> **Data excerpts**:
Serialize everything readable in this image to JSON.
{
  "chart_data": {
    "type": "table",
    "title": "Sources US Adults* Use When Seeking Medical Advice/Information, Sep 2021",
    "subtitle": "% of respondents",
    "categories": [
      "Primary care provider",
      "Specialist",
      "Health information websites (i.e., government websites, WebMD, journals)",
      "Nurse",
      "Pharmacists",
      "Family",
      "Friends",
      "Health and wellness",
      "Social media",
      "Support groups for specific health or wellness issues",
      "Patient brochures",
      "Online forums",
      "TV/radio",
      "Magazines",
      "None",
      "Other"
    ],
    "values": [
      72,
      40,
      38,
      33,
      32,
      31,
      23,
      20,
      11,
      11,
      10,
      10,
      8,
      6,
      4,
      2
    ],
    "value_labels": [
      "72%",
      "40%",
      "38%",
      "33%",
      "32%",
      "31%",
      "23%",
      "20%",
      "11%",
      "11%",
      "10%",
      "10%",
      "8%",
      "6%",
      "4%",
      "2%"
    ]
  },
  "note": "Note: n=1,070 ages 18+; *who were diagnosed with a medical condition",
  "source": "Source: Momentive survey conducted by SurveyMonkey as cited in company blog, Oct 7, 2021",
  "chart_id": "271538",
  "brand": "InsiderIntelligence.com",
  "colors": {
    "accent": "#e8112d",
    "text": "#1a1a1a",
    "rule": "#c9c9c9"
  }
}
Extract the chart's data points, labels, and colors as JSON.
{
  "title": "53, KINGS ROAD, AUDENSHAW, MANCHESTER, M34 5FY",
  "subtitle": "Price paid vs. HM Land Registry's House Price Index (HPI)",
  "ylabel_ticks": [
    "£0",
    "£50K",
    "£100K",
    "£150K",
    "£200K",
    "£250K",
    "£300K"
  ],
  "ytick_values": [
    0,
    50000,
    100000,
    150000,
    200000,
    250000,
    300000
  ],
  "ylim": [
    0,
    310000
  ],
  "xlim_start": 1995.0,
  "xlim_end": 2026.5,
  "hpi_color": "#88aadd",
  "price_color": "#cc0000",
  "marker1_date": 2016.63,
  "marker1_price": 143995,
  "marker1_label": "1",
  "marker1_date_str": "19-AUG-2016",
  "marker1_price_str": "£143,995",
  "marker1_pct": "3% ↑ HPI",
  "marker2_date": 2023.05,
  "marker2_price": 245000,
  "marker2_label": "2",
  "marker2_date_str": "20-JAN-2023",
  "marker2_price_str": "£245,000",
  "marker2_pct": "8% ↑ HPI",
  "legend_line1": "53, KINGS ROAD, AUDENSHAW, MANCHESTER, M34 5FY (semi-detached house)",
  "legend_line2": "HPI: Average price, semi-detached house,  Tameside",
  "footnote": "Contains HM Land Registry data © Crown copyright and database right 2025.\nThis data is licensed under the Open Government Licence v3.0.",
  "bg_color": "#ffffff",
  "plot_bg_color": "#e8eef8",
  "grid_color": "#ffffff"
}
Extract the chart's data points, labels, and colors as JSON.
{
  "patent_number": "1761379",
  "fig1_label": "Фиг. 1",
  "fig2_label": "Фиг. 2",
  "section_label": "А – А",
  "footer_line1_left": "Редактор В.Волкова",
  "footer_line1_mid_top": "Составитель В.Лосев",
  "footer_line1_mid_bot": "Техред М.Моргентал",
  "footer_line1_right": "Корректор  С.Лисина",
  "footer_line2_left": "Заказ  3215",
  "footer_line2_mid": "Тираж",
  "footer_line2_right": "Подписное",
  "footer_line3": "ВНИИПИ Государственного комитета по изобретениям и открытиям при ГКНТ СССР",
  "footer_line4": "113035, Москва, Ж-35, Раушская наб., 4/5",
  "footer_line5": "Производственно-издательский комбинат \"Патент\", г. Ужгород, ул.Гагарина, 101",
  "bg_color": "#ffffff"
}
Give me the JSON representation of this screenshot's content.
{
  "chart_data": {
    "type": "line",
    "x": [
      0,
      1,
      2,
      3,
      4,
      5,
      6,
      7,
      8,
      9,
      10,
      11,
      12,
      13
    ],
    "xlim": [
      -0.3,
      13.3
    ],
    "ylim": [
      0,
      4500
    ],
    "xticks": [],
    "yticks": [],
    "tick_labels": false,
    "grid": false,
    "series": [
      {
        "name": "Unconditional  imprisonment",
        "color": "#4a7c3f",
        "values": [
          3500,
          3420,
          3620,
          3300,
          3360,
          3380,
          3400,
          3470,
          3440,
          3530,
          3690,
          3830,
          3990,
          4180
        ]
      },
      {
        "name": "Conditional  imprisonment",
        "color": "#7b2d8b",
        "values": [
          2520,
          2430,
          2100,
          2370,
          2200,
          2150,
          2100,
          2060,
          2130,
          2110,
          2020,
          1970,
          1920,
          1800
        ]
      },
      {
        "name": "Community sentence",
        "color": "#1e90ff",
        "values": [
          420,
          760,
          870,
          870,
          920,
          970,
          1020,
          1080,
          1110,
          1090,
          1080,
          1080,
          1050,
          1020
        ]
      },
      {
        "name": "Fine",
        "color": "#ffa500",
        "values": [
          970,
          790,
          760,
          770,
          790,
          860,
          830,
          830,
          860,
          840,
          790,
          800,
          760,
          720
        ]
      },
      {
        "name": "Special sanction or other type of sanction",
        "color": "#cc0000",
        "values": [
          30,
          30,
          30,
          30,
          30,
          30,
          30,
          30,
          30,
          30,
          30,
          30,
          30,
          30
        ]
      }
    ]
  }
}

> **Exercise requirements**:
Can you restate every record above word for word?

> **Completed exercise**:
Serialize everything readable in this image to JSON.
{
  "chart_data": {
    "type": "table",
    "title": "Sources US Adults* Use When Seeking Medical Advice/Information, Sep 2021",
    "subtitle": "% of respondents",
    "categories": [
      "Primary care provider",
      "Specialist",
      "Health information websites (i.e., government websites, WebMD, journals)",
      "Nurse",
      "Pharmacists",
      "Family",
      "Friends",
      "Health and wellness",
      "Social media",
      "Support groups for specific health or wellness issues",
      "Patient brochures",
      "Online forums",
      "TV/radio",
      "Magazines",
      "None",
      "Other"
    ],
    "values": [
      72,
      40,
      38,
      33,
      32,
      31,
      23,
      20,
      11,
      11,
      10,
      10,
      8,
      6,
      4,
      2
    ],
    "value_labels": [
      "72%",
      "40%",
      "38%",
      "33%",
      "32%",
      "31%",
      "23%",
      "20%",
      "11%",
      "11%",
      "10%",
      "10%",
      "8%",
      "6%",
      "4%",
      "2%"
    ]
  },
  "note": "Note: n=1,070 ages 18+; *who were diagnosed with a medical condition",
  "source": "Source: Momentive survey conducted by SurveyMonkey as cited in company blog, Oct 7, 2021",
  "chart_id": "271538",
  "brand": "InsiderIntelligence.com",
  "colors": {
    "accent": "#e8112d",
    "text": "#1a1a1a",
    "rule": "#c9c9c9"
  }
}
Extract the chart's data points, labels, and colors as JSON.
{
  "title": "53, KINGS ROAD, AUDENSHAW, MANCHESTER, M34 5FY",
  "subtitle": "Price paid vs. HM Land Registry's House Price Index (HPI)",
  "ylabel_ticks": [
    "£0",
    "£50K",
    "£100K",
    "£150K",
    "£200K",
    "£250K",
    "£300K"
  ],
  "ytick_values": [
    0,
    50000,
    100000,
    150000,
    200000,
    250000,
    300000
  ],
  "ylim": [
    0,
    310000
  ],
  "xlim_start": 1995.0,
  "xlim_end": 2026.5,
  "hpi_color": "#88aadd",
  "price_color": "#cc0000",
  "marker1_date": 2016.63,
  "marker1_price": 143995,
  "marker1_label": "1",
  "marker1_date_str": "19-AUG-2016",
  "marker1_price_str": "£143,995",
  "marker1_pct": "3% ↑ HPI",
  "marker2_date": 2023.05,
  "marker2_price": 245000,
  "marker2_label": "2",
  "marker2_date_str": "20-JAN-2023",
  "marker2_price_str": "£245,000",
  "marker2_pct": "8% ↑ HPI",
  "legend_line1": "53, KINGS ROAD, AUDENSHAW, MANCHESTER, M34 5FY (semi-detached house)",
  "legend_line2": "HPI: Average price, semi-detached house,  Tameside",
  "footnote": "Contains HM Land Registry data © Crown copyright and database right 2025.\nThis data is licensed under the Open Government Licence v3.0.",
  "bg_color": "#ffffff",
  "plot_bg_color": "#e8eef8",
  "grid_color": "#ffffff"
}
Extract the chart's data points, labels, and colors as JSON.
{
  "patent_number": "1761379",
  "fig1_label": "Фиг. 1",
  "fig2_label": "Фиг. 2",
  "section_label": "А – А",
  "footer_line1_left": "Редактор В.Волкова",
  "footer_line1_mid_top": "Составитель В.Лосев",
  "footer_line1_mid_bot": "Техред М.Моргентал",
  "footer_line1_right": "Корректор  С.Лисина",
  "footer_line2_left": "Заказ  3215",
  "footer_line2_mid": "Тираж",
  "footer_line2_right": "Подписное",
  "footer_line3": "ВНИИПИ Государственного комитета по изобретениям и открытиям при ГКНТ СССР",
  "footer_line4": "113035, Москва, Ж-35, Раушская наб., 4/5",
  "footer_line5": "Производственно-издательский комбинат \"Патент\", г. Ужгород, ул.Гагарина, 101",
  "bg_color": "#ffffff"
}
Give me the JSON representation of this screenshot's content.
{
  "chart_data": {
    "type": "line",
    "x": [
      0,
      1,
      2,
      3,
      4,
      5,
      6,
      7,
      8,
      9,
      10,
      11,
      12,
      13
    ],
    "xlim": [
      -0.3,
      13.3
    ],
    "ylim": [
      0,
      4500
    ],
    "xticks": [],
    "yticks": [],
    "tick_labels": false,
    "grid": false,
    "series": [
      {
        "name": "Unconditional  imprisonment",
        "color": "#4a7c3f",
        "values": [
          3500,
          3420,
          3620,
          3300,
          3360,
          3380,
          3400,
          3470,
          3440,
          3530,
          3690,
          3830,
          3990,
          4180
        ]
      },
      {
        "name": "Conditional  imprisonment",
        "color": "#7b2d8b",
        "values": [
          2520,
          2430,
          2100,
          2370,
          2200,
          2150,
          2100,
          2060,
          2130,
          2110,
          2020,
          1970,
          1920,
          1800
        ]
      },
      {
        "name": "Community sentence",
        "color": "#1e90ff",
        "values": [
          420,
          760,
          870,
          870,
          920,
          970,
          1020,
          1080,
          1110,
          1090,
          1080,
          1080,
          1050,
          1020
        ]
      },
      {
        "name": "Fine",
        "color": "#ffa500",
        "values": [
          970,
          790,
          760,
          770,
          790,
          860,
          830,
          830,
          860,
          840,
          790,
          800,
          760,
          720
        ]
      },
      {
        "name": "Special sanction or other type of sanction",
        "color": "#cc0000",
        "values": [
          30,
          30,
          30,
          30,
          30,
          30,
          30,
          30,
          30,
          30,
          30,
          30,
          30,
          30
        ]
      }
    ]
  }
}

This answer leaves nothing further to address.